▸ **Entries shown**
● ● ● ● ●
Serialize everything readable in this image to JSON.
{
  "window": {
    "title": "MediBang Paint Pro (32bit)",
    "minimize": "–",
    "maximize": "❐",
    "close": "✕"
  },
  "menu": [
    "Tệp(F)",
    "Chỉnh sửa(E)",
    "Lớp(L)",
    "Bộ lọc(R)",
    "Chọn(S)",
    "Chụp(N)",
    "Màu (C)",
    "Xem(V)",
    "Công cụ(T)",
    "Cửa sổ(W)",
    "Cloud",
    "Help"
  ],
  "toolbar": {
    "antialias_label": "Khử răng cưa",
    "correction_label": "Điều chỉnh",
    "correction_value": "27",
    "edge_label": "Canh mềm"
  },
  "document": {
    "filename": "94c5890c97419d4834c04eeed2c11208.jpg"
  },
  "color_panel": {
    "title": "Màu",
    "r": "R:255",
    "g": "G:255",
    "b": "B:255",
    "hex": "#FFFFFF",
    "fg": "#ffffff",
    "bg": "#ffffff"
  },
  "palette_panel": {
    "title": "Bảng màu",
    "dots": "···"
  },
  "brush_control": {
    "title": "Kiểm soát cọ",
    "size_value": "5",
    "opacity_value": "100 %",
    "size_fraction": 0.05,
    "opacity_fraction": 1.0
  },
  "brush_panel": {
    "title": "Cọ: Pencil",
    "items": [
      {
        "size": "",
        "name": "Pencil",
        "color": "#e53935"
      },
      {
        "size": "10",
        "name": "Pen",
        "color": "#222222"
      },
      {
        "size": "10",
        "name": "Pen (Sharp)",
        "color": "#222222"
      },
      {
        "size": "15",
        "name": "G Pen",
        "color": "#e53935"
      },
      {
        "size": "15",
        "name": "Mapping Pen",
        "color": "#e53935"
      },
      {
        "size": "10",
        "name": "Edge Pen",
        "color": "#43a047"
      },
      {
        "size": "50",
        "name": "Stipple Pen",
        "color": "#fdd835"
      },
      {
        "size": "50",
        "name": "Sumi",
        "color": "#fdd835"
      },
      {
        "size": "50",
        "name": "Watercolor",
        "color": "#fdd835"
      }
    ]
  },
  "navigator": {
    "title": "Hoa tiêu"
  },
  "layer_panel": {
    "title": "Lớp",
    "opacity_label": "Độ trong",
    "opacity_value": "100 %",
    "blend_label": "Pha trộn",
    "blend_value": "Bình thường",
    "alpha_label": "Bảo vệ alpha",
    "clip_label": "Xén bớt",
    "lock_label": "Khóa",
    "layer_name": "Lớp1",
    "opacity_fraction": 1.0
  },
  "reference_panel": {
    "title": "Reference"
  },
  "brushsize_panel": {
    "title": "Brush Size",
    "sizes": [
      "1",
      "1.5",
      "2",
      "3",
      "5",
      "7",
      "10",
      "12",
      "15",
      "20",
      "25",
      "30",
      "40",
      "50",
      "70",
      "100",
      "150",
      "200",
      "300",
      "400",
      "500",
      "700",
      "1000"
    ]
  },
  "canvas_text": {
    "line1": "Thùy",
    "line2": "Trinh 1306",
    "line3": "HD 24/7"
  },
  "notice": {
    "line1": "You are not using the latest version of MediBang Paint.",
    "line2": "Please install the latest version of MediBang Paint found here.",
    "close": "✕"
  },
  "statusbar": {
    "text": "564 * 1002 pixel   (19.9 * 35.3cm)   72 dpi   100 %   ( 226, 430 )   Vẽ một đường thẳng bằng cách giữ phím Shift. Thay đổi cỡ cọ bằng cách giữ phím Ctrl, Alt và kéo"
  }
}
● ● ● ● ●
▸ **Directive**
Repeat each record in full; every line must match exactly.

▸ **Task result**
Serialize everything readable in this image to JSON.
{
  "window": {
    "title": "MediBang Paint Pro (32bit)",
    "minimize": "–",
    "maximize": "❐",
    "close": "✕"
  },
  "menu": [
    "Tệp(F)",
    "Chỉnh sửa(E)",
    "Lớp(L)",
    "Bộ lọc(R)",
    "Chọn(S)",
    "Chụp(N)",
    "Màu (C)",
    "Xem(V)",
    "Công cụ(T)",
    "Cửa sổ(W)",
    "Cloud",
    "Help"
  ],
  "toolbar": {
    "antialias_label": "Khử răng cưa",
    "correction_label": "Điều chỉnh",
    "correction_value": "27",
    "edge_label": "Canh mềm"
  },
  "document": {
    "filename": "94c5890c97419d4834c04eeed2c11208.jpg"
  },
  "color_panel": {
    "title": "Màu",
    "r": "R:255",
    "g": "G:255",
    "b": "B:255",
    "hex": "#FFFFFF",
    "fg": "#ffffff",
    "bg": "#ffffff"
  },
  "palette_panel": {
    "title": "Bảng màu",
    "dots": "···"
  },
  "brush_control": {
    "title": "Kiểm soát cọ",
    "size_value": "5",
    "opacity_value": "100 %",
    "size_fraction": 0.05,
    "opacity_fraction": 1.0
  },
  "brush_panel": {
    "title": "Cọ: Pencil",
    "items": [
      {
        "size": "",
        "name": "Pencil",
        "color": "#e53935"
      },
      {
        "size": "10",
        "name": "Pen",
        "color": "#222222"
      },
      {
        "size": "10",
        "name": "Pen (Sharp)",
        "color": "#222222"
      },
      {
        "size": "15",
        "name": "G Pen",
        "color": "#e53935"
      },
      {
        "size": "15",
        "name": "Mapping Pen",
        "color": "#e53935"
      },
      {
        "size": "10",
        "name": "Edge Pen",
        "color": "#43a047"
      },
      {
        "size": "50",
        "name": "Stipple Pen",
        "color": "#fdd835"
      },
      {
        "size": "50",
        "name": "Sumi",
        "color": "#fdd835"
      },
      {
        "size": "50",
        "name": "Watercolor",
        "color": "#fdd835"
      }
    ]
  },
  "navigator": {
    "title": "Hoa tiêu"
  },
  "layer_panel": {
    "title": "Lớp",
    "opacity_label": "Độ trong",
    "opacity_value": "100 %",
    "blend_label": "Pha trộn",
    "blend_value": "Bình thường",
    "alpha_label": "Bảo vệ alpha",
    "clip_label": "Xén bớt",
    "lock_label": "Khóa",
    "layer_name": "Lớp1",
    "opacity_fraction": 1.0
  },
  "reference_panel": {
    "title": "Reference"
  },
  "brushsize_panel": {
    "title": "Brush Size",
    "sizes": [
      "1",
      "1.5",
      "2",
      "3",
      "5",
      "7",
      "10",
      "12",
      "15",
      "20",
      "25",
      "30",
      "40",
      "50",
      "70",
      "100",
      "150",
      "200",
      "300",
      "400",
      "500",
      "700",
      "1000"
    ]
  },
  "canvas_text": {
    "line1": "Thùy",
    "line2": "Trinh 1306",
    "line3": "HD 24/7"
  },
  "notice": {
    "line1": "You are not using the latest version of MediBang Paint.",
    "line2": "Please install the latest version of MediBang Paint found here.",
    "close": "✕"
  },
  "statusbar": {
    "text": "564 * 1002 pixel   (19.9 * 35.3cm)   72 dpi   100 %   ( 226, 430 )   Vẽ một đường thẳng bằng cách giữ phím Shift. Thay đổi cỡ cọ bằng cách giữ phím Ctrl, Alt và kéo"
  }
}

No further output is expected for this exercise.